Excerpt from a dataset

* * * * *

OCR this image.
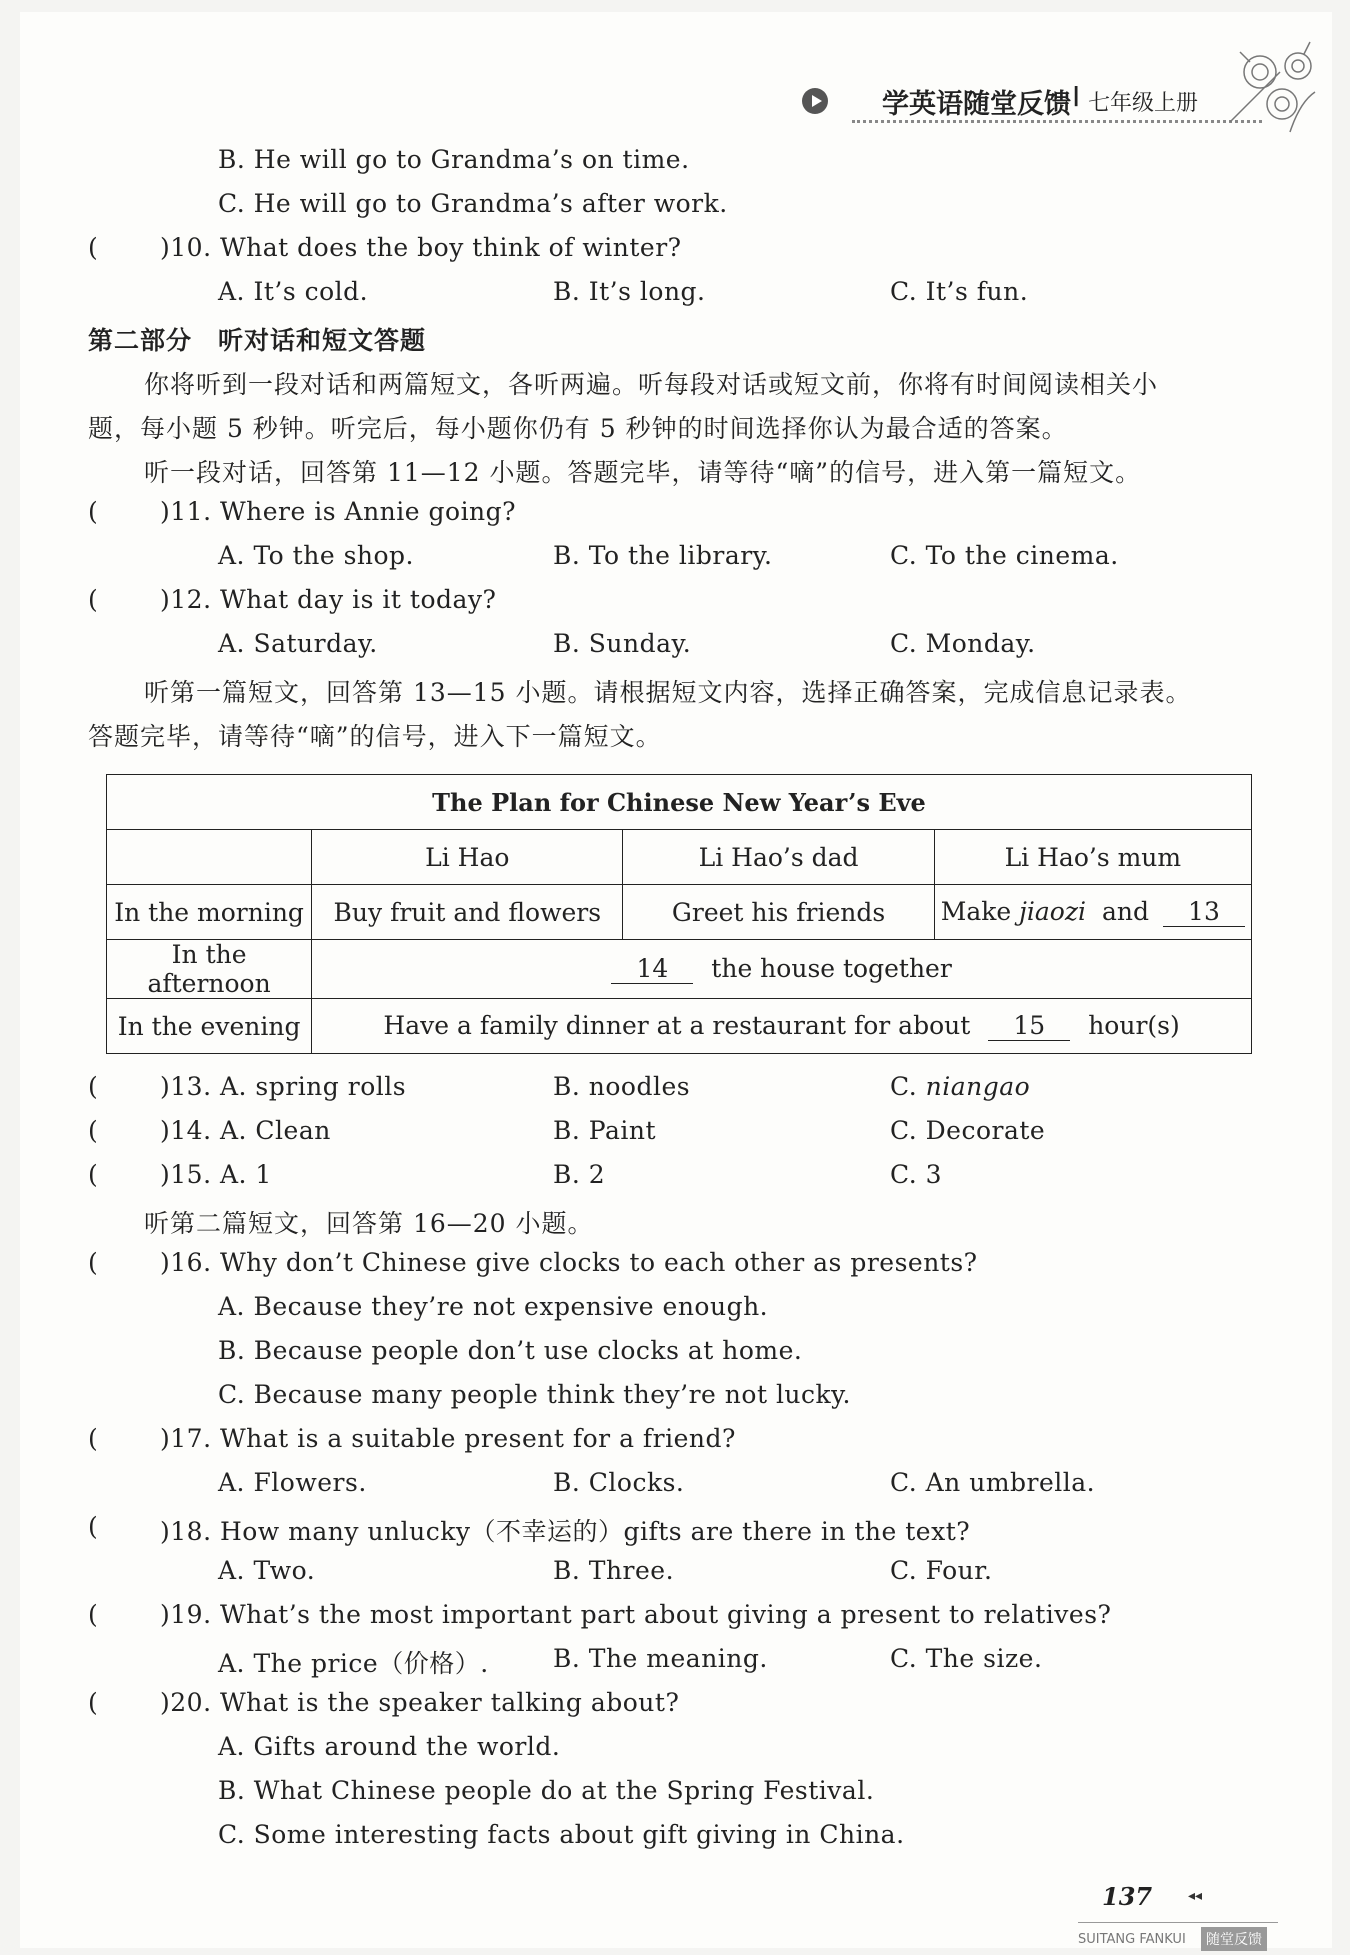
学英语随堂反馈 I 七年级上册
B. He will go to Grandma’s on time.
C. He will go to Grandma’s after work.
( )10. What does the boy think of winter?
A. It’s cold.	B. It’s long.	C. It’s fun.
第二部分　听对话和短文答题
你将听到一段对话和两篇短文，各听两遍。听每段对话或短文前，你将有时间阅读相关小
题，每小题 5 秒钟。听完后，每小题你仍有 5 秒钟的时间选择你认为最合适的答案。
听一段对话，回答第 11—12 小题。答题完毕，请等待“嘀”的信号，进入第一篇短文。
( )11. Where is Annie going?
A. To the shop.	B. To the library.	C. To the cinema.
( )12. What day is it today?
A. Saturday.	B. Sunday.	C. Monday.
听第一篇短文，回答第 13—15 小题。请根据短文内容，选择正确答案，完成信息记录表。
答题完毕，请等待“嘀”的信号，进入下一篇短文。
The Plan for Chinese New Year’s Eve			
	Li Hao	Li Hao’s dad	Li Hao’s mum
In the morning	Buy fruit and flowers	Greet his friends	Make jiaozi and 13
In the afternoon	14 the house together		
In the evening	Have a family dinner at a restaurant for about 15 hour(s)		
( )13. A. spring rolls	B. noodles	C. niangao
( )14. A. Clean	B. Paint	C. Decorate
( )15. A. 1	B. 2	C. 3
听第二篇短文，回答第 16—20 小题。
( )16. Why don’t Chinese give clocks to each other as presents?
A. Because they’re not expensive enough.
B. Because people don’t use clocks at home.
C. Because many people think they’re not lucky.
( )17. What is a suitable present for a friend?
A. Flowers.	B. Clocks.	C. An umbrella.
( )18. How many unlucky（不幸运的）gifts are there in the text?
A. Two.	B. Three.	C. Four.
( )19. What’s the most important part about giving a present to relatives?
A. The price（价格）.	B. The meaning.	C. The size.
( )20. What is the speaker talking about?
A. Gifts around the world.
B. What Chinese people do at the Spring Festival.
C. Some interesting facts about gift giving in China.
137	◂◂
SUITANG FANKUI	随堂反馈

* * * * *

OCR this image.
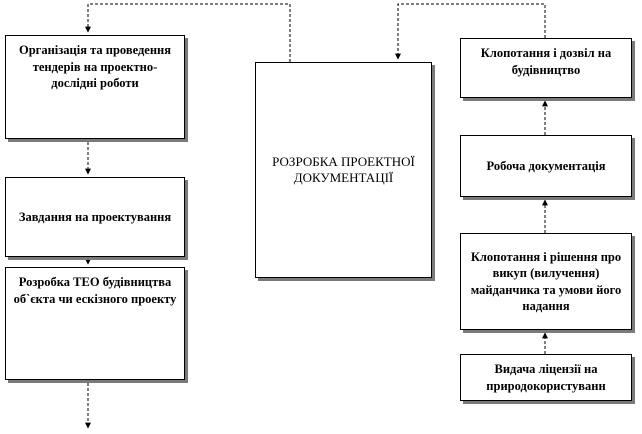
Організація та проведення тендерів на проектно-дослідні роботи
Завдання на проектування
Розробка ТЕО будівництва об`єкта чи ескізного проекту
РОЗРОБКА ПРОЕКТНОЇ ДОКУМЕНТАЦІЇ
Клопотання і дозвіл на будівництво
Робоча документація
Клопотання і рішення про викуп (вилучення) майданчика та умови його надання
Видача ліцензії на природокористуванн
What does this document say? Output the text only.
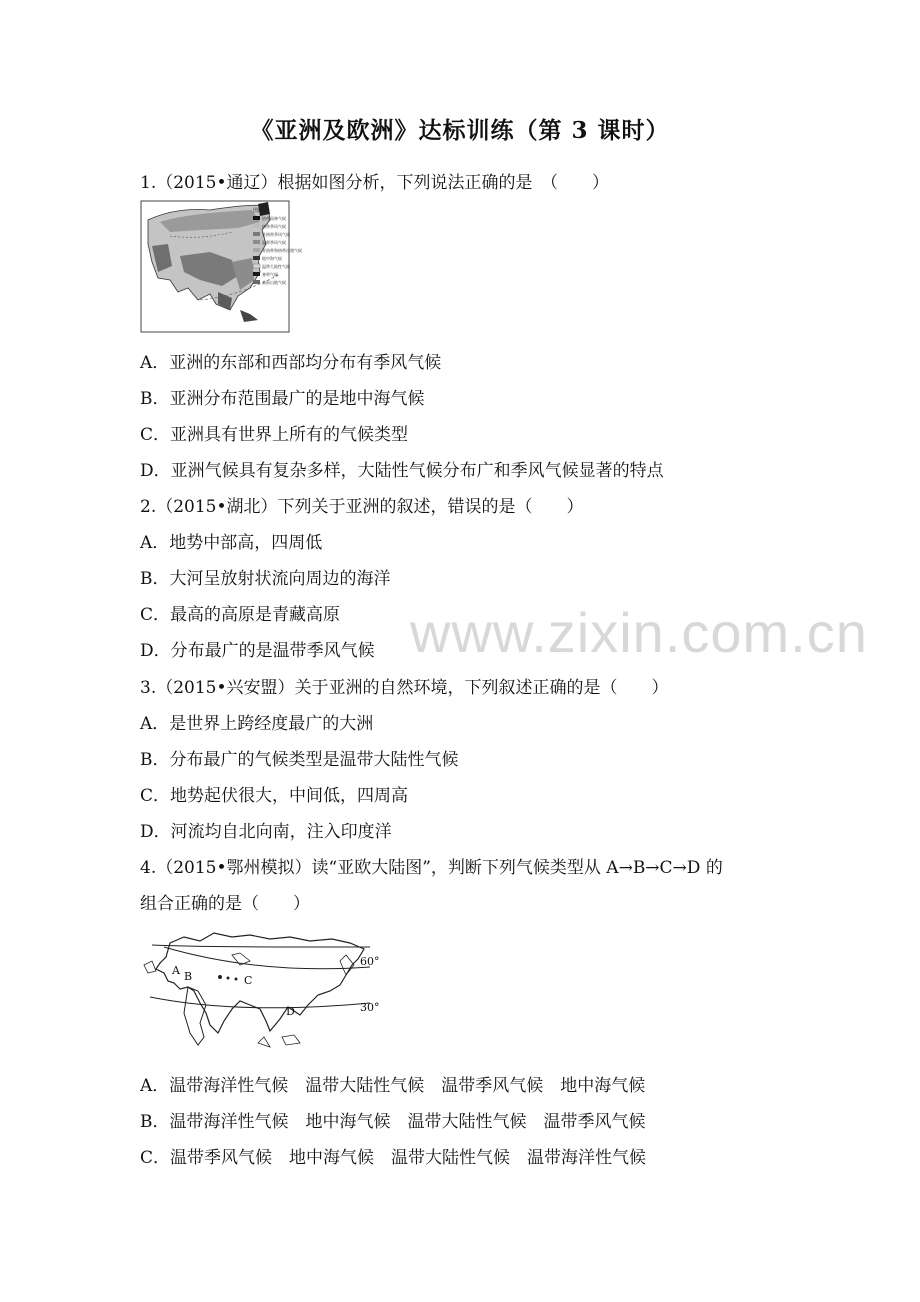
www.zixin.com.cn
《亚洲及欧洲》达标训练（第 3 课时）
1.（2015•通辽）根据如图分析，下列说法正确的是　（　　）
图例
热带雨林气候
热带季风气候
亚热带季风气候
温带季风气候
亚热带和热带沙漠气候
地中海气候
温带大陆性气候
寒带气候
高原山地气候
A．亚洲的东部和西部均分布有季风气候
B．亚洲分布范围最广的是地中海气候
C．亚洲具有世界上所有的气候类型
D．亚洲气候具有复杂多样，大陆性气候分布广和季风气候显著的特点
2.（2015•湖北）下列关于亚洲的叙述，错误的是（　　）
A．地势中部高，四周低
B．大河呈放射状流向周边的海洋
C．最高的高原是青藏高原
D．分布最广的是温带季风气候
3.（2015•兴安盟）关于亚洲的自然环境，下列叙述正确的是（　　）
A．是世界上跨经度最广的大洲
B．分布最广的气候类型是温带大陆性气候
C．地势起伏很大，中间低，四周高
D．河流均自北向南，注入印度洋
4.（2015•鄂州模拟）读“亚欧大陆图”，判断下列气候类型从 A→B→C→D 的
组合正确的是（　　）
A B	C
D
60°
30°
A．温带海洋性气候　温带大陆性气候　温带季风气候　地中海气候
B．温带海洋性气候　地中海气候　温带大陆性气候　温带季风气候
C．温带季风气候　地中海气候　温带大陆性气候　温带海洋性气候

* * * * *

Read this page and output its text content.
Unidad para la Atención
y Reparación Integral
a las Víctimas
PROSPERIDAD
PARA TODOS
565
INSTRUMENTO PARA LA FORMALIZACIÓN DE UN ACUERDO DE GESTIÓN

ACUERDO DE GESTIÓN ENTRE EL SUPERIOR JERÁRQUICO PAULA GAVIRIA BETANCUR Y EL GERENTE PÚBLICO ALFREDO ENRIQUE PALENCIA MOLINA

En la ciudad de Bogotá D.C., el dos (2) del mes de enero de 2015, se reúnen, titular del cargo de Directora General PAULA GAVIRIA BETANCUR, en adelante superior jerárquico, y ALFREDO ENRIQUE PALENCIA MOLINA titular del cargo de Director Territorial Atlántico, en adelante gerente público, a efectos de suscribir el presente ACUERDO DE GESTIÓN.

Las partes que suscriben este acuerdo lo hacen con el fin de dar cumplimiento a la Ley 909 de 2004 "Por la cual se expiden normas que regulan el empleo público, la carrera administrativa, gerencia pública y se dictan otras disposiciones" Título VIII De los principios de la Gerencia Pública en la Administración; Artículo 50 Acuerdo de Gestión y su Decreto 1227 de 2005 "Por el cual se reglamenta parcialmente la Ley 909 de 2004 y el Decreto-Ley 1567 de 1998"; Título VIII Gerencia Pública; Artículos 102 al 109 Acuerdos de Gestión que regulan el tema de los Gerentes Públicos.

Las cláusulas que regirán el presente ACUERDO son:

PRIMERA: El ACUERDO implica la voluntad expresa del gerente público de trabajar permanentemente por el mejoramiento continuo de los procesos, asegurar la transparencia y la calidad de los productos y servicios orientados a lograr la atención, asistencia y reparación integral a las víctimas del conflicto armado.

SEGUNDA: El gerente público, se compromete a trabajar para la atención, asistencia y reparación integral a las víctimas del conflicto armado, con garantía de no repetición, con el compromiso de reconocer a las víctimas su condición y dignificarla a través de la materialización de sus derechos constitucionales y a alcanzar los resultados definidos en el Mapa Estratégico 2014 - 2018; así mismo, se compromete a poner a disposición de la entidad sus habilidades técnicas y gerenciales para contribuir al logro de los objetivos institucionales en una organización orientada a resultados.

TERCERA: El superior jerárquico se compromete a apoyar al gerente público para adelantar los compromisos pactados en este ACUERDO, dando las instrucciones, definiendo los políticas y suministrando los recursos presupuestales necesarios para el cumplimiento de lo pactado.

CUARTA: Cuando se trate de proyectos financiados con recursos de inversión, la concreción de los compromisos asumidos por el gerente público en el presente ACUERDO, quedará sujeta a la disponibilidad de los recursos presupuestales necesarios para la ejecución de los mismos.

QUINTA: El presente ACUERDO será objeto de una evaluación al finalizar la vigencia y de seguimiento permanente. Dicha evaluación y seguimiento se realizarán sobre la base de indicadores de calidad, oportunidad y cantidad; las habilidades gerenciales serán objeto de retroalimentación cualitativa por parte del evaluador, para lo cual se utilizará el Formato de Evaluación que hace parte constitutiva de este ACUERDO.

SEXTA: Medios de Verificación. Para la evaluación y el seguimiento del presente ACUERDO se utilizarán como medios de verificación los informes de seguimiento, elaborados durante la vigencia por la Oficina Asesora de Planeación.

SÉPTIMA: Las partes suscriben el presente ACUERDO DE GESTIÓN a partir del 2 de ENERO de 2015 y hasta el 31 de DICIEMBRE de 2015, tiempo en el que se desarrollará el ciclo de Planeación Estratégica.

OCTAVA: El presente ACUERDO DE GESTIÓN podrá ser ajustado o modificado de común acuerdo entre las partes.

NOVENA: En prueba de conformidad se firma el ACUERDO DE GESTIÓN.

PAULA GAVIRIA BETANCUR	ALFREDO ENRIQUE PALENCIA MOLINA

* * * * *

» REQUIREMENTS: Of all the lines above, how many contain the word "will"? Answer with only the number.

» IN RESPONSE: 2